TASK TO CARRY OUT: Tally the lines containing "page" and report the number alone.

# START OF STORED RECORDS

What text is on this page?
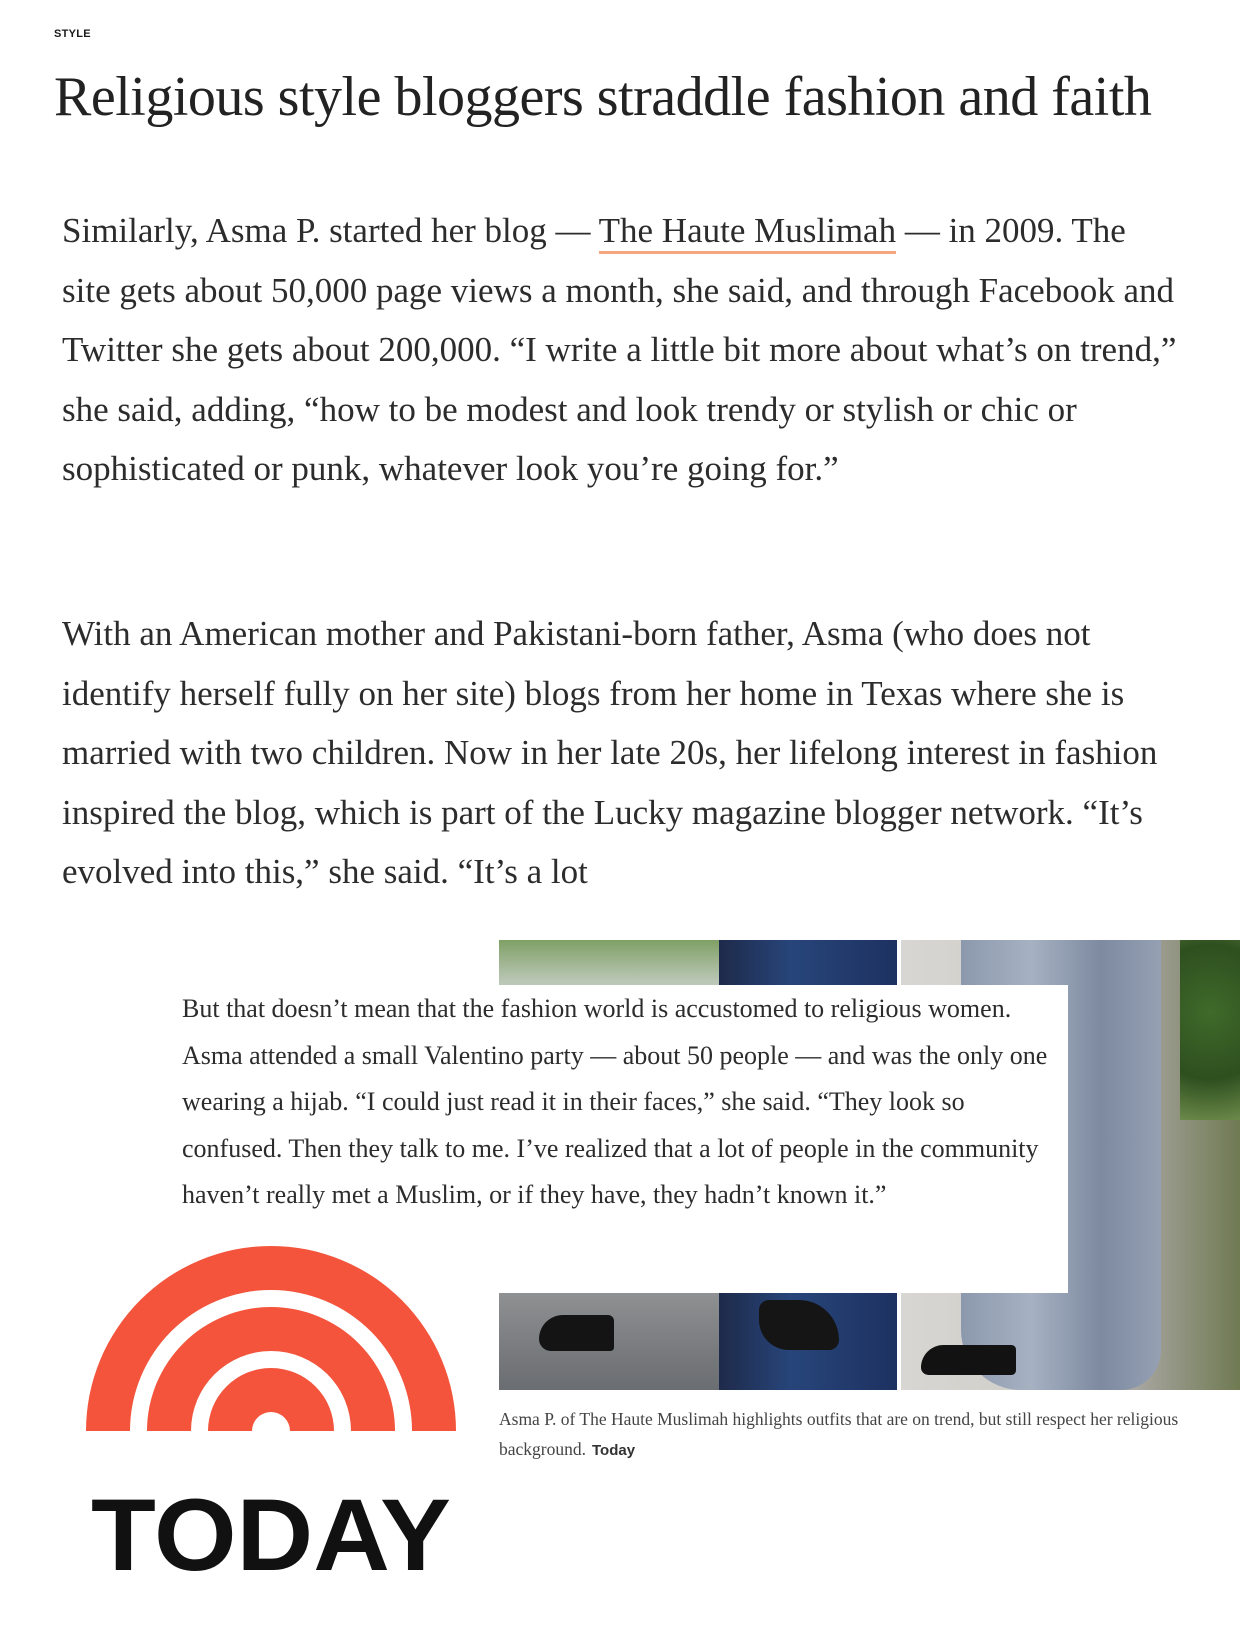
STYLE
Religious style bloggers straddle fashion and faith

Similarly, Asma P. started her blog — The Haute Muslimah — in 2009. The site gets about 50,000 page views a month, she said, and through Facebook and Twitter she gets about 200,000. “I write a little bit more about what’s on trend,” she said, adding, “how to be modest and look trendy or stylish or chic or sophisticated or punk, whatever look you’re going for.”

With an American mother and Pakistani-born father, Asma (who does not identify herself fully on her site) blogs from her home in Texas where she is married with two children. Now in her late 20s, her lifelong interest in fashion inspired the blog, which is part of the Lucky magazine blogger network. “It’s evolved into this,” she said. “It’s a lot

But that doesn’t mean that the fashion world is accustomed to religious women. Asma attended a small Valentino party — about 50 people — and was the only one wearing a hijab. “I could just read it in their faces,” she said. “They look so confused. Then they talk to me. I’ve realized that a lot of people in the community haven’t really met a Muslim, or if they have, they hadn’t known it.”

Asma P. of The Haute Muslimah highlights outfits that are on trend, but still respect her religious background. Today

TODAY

# END OF STORED RECORDS

RESULT OF THIS TASK: 2